What is expected: Quote all entries exactly, leaving pictures aside.

Recorded information:
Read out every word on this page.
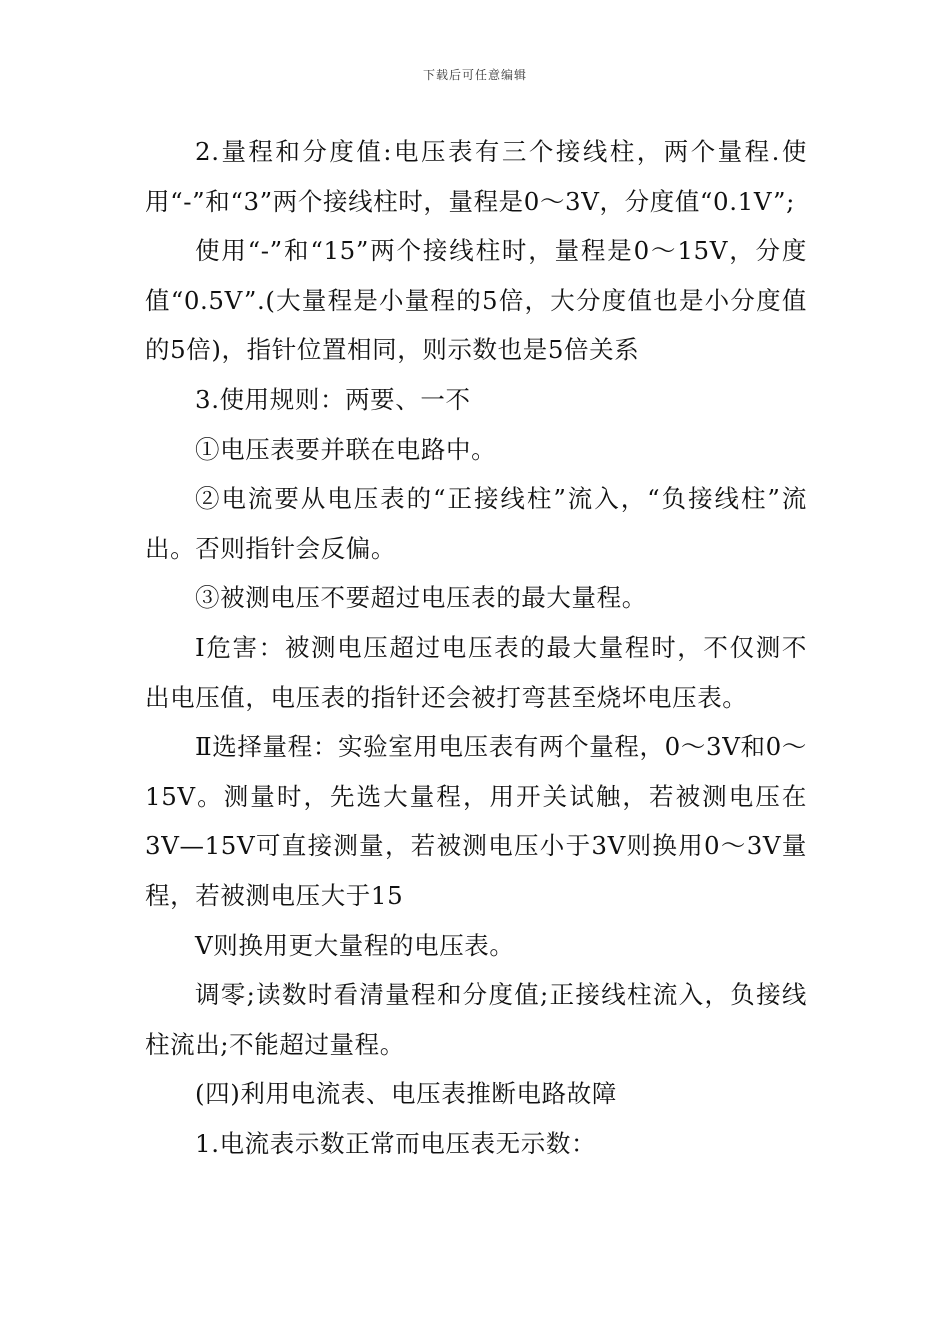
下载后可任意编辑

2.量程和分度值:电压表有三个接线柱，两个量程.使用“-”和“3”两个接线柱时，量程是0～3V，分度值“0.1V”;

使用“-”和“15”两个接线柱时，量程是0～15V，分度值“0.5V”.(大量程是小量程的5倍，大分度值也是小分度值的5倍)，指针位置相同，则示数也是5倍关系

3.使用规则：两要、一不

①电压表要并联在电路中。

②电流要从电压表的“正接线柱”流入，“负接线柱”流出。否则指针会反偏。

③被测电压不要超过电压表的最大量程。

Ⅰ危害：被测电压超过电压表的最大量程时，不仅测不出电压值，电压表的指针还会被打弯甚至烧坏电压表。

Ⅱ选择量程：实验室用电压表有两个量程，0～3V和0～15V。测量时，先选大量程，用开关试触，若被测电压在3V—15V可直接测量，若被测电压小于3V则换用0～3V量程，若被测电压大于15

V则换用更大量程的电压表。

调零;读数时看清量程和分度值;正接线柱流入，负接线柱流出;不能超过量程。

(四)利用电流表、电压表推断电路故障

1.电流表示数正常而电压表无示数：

Output:
Read out every word on this page.
下载后可任意编辑

2.量程和分度值:电压表有三个接线柱，两个量程.使用“-”和“3”两个接线柱时，量程是0～3V，分度值“0.1V”;

使用“-”和“15”两个接线柱时，量程是0～15V，分度值“0.5V”.(大量程是小量程的5倍，大分度值也是小分度值的5倍)，指针位置相同，则示数也是5倍关系

3.使用规则：两要、一不

①电压表要并联在电路中。

②电流要从电压表的“正接线柱”流入，“负接线柱”流出。否则指针会反偏。

③被测电压不要超过电压表的最大量程。

Ⅰ危害：被测电压超过电压表的最大量程时，不仅测不出电压值，电压表的指针还会被打弯甚至烧坏电压表。

Ⅱ选择量程：实验室用电压表有两个量程，0～3V和0～15V。测量时，先选大量程，用开关试触，若被测电压在3V—15V可直接测量，若被测电压小于3V则换用0～3V量程，若被测电压大于15

V则换用更大量程的电压表。

调零;读数时看清量程和分度值;正接线柱流入，负接线柱流出;不能超过量程。

(四)利用电流表、电压表推断电路故障

1.电流表示数正常而电压表无示数：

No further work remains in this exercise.